> **AIM OF THE EXERCISE**:
Copy all lines below exactly as written. Leave pictures out.

> **DATA IN THIS EXERCISE**:

* BEGIN *

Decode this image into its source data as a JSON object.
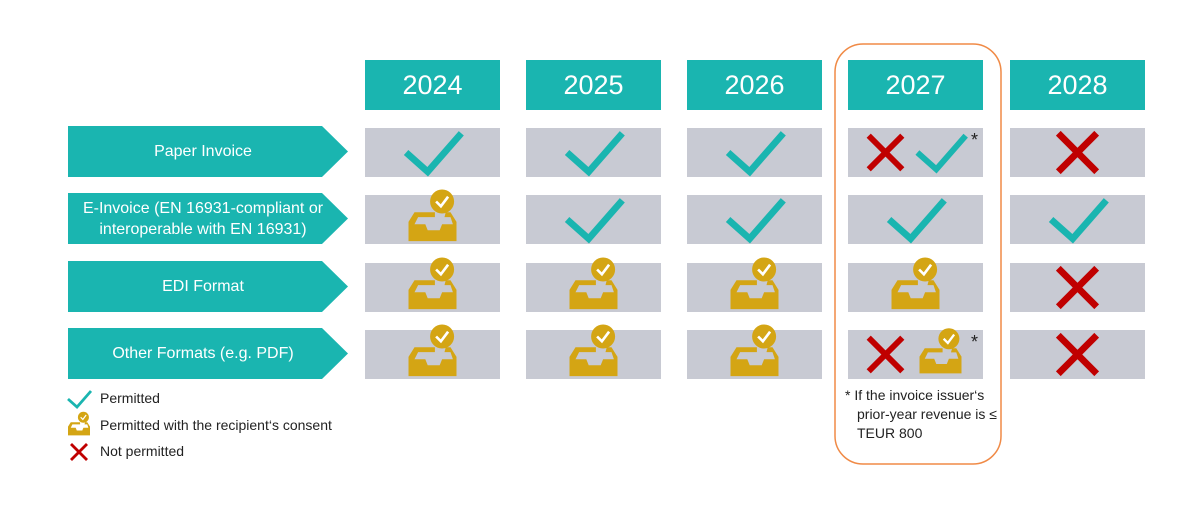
{
  "years": [
    "2024",
    "2025",
    "2026",
    "2027",
    "2028"
  ],
  "rows": [
    {
      "label": "Paper Invoice"
    },
    {
      "label": "E-Invoice (EN 16931-compliant or interoperable with EN 16931)"
    },
    {
      "label": "EDI Format"
    },
    {
      "label": "Other Formats (e.g. PDF)"
    }
  ],
  "legend": [
    {
      "label": "Permitted"
    },
    {
      "label": "Permitted with the recipient‘s consent"
    },
    {
      "label": "Not permitted"
    }
  ],
  "footnote": {
    "marker": "*",
    "text": "If the invoice issuer‘s prior-year revenue is ≤ TEUR 800"
  }
}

* END *

> **EXERCISE RESPONSE**:
Decode this image into its source data as a JSON object.
{
  "years": [
    "2024",
    "2025",
    "2026",
    "2027",
    "2028"
  ],
  "rows": [
    {
      "label": "Paper Invoice"
    },
    {
      "label": "E-Invoice (EN 16931-compliant or interoperable with EN 16931)"
    },
    {
      "label": "EDI Format"
    },
    {
      "label": "Other Formats (e.g. PDF)"
    }
  ],
  "legend": [
    {
      "label": "Permitted"
    },
    {
      "label": "Permitted with the recipient‘s consent"
    },
    {
      "label": "Not permitted"
    }
  ],
  "footnote": {
    "marker": "*",
    "text": "If the invoice issuer‘s prior-year revenue is ≤ TEUR 800"
  }
}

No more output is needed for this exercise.